_GIVEN DATA_

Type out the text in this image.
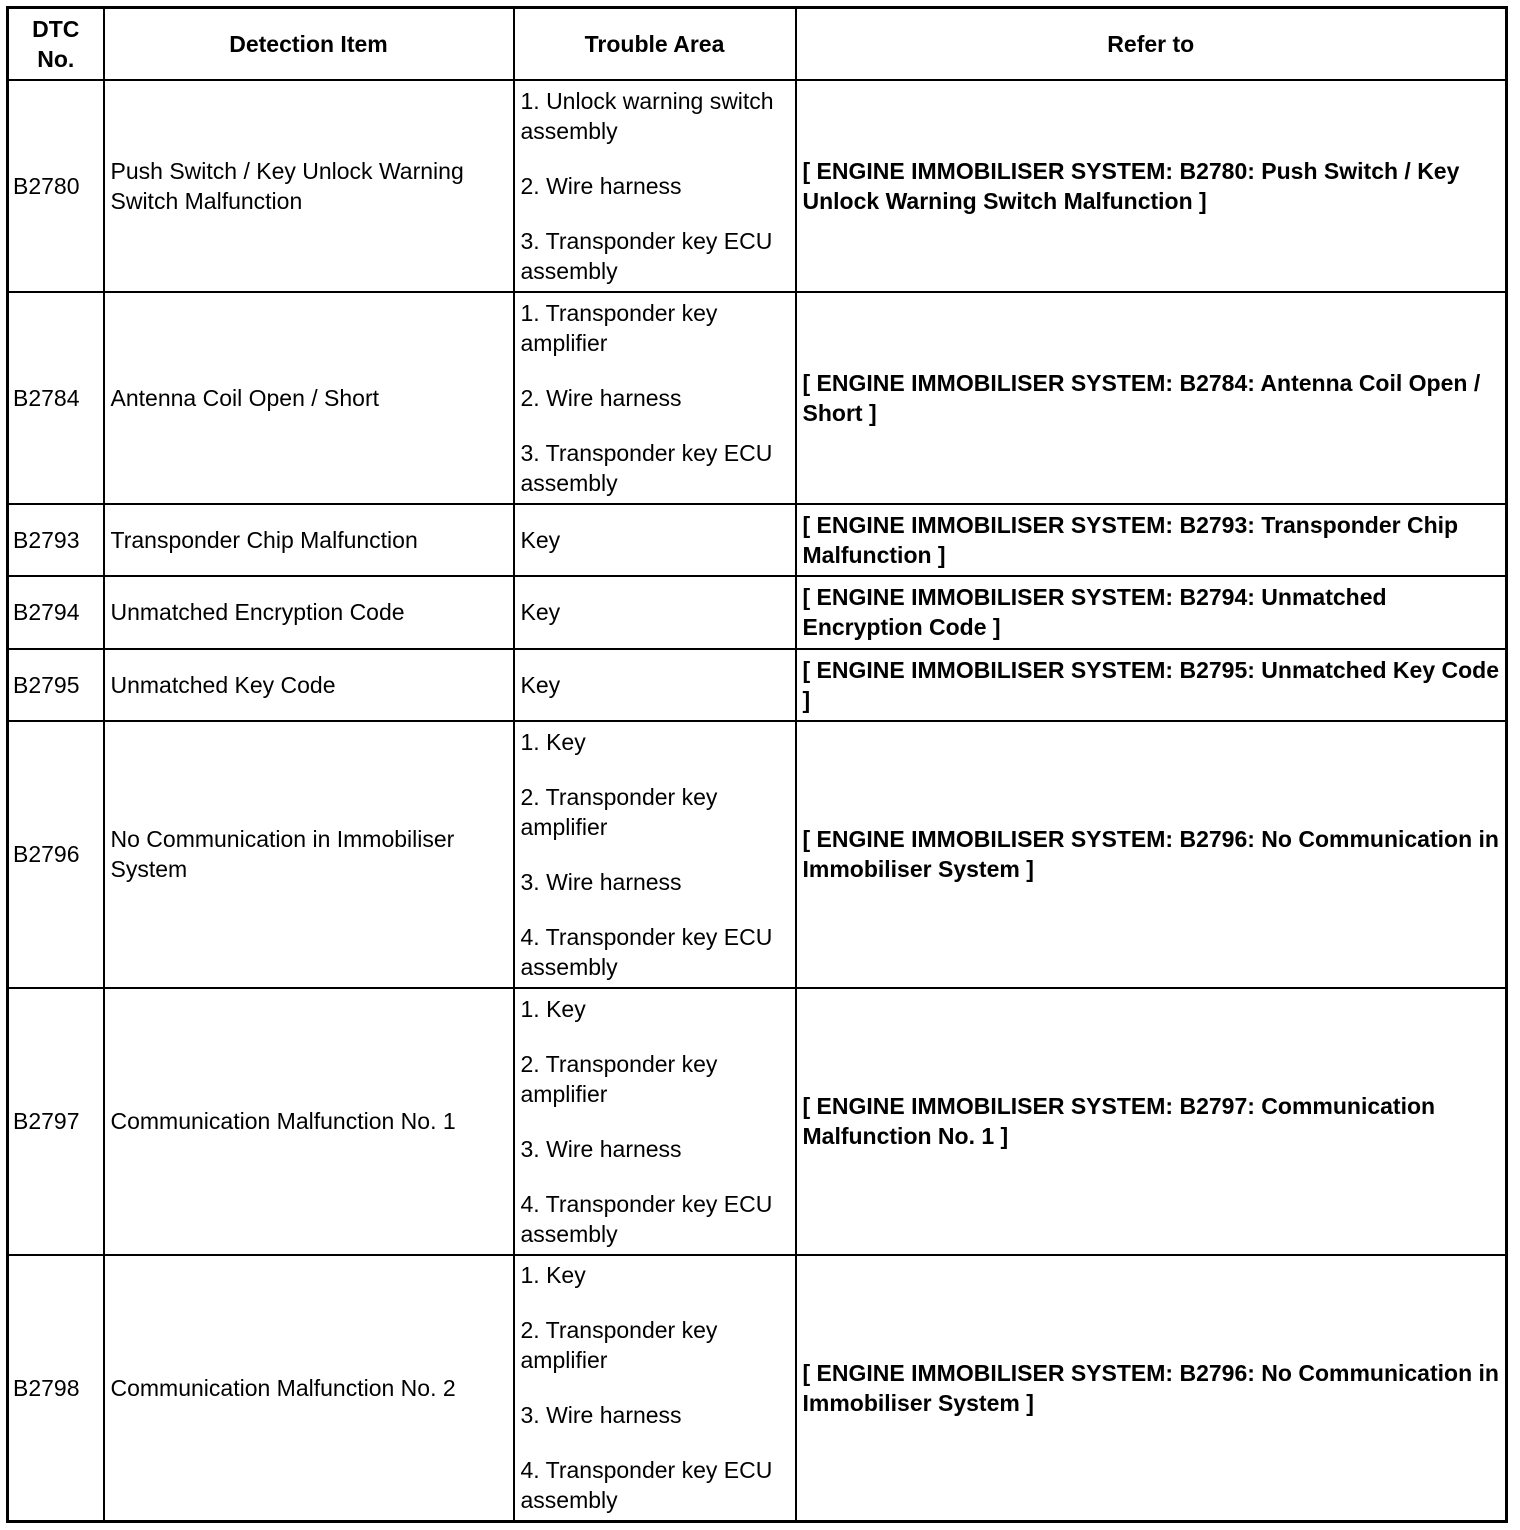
DTC No.	Detection Item	Trouble Area	Refer to
B2780	Push Switch / Key Unlock Warning Switch Malfunction	1. Unlock warning switch assembly
2. Wire harness
3. Transponder key ECU assembly	[ ENGINE IMMOBILISER SYSTEM: B2780: Push Switch / Key Unlock Warning Switch Malfunction ]
B2784	Antenna Coil Open / Short	1. Transponder key amplifier
2. Wire harness
3. Transponder key ECU assembly	[ ENGINE IMMOBILISER SYSTEM: B2784: Antenna Coil Open / Short ]
B2793	Transponder Chip Malfunction	Key	[ ENGINE IMMOBILISER SYSTEM: B2793: Transponder Chip Malfunction ]
B2794	Unmatched Encryption Code	Key	[ ENGINE IMMOBILISER SYSTEM: B2794: Unmatched Encryption Code ]
B2795	Unmatched Key Code	Key	[ ENGINE IMMOBILISER SYSTEM: B2795: Unmatched Key Code ]
B2796	No Communication in Immobiliser System	1. Key
2. Transponder key amplifier
3. Wire harness
4. Transponder key ECU assembly	[ ENGINE IMMOBILISER SYSTEM: B2796: No Communication in Immobiliser System ]
B2797	Communication Malfunction No. 1	1. Key
2. Transponder key amplifier
3. Wire harness
4. Transponder key ECU assembly	[ ENGINE IMMOBILISER SYSTEM: B2797: Communication Malfunction No. 1 ]
B2798	Communication Malfunction No. 2	1. Key
2. Transponder key amplifier
3. Wire harness
4. Transponder key ECU assembly	[ ENGINE IMMOBILISER SYSTEM: B2796: No Communication in Immobiliser System ]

_EXERCISE_
Every entry above needs to be retyped exactly; drop the pictures.

_EXERCISE OUTPUT_
Type out the text in this image.
DTC No.	Detection Item	Trouble Area	Refer to
B2780	Push Switch / Key Unlock Warning Switch Malfunction	1. Unlock warning switch assembly
2. Wire harness
3. Transponder key ECU assembly	[ ENGINE IMMOBILISER SYSTEM: B2780: Push Switch / Key Unlock Warning Switch Malfunction ]
B2784	Antenna Coil Open / Short	1. Transponder key amplifier
2. Wire harness
3. Transponder key ECU assembly	[ ENGINE IMMOBILISER SYSTEM: B2784: Antenna Coil Open / Short ]
B2793	Transponder Chip Malfunction	Key	[ ENGINE IMMOBILISER SYSTEM: B2793: Transponder Chip Malfunction ]
B2794	Unmatched Encryption Code	Key	[ ENGINE IMMOBILISER SYSTEM: B2794: Unmatched Encryption Code ]
B2795	Unmatched Key Code	Key	[ ENGINE IMMOBILISER SYSTEM: B2795: Unmatched Key Code ]
B2796	No Communication in Immobiliser System	1. Key
2. Transponder key amplifier
3. Wire harness
4. Transponder key ECU assembly	[ ENGINE IMMOBILISER SYSTEM: B2796: No Communication in Immobiliser System ]
B2797	Communication Malfunction No. 1	1. Key
2. Transponder key amplifier
3. Wire harness
4. Transponder key ECU assembly	[ ENGINE IMMOBILISER SYSTEM: B2797: Communication Malfunction No. 1 ]
B2798	Communication Malfunction No. 2	1. Key
2. Transponder key amplifier
3. Wire harness
4. Transponder key ECU assembly	[ ENGINE IMMOBILISER SYSTEM: B2796: No Communication in Immobiliser System ]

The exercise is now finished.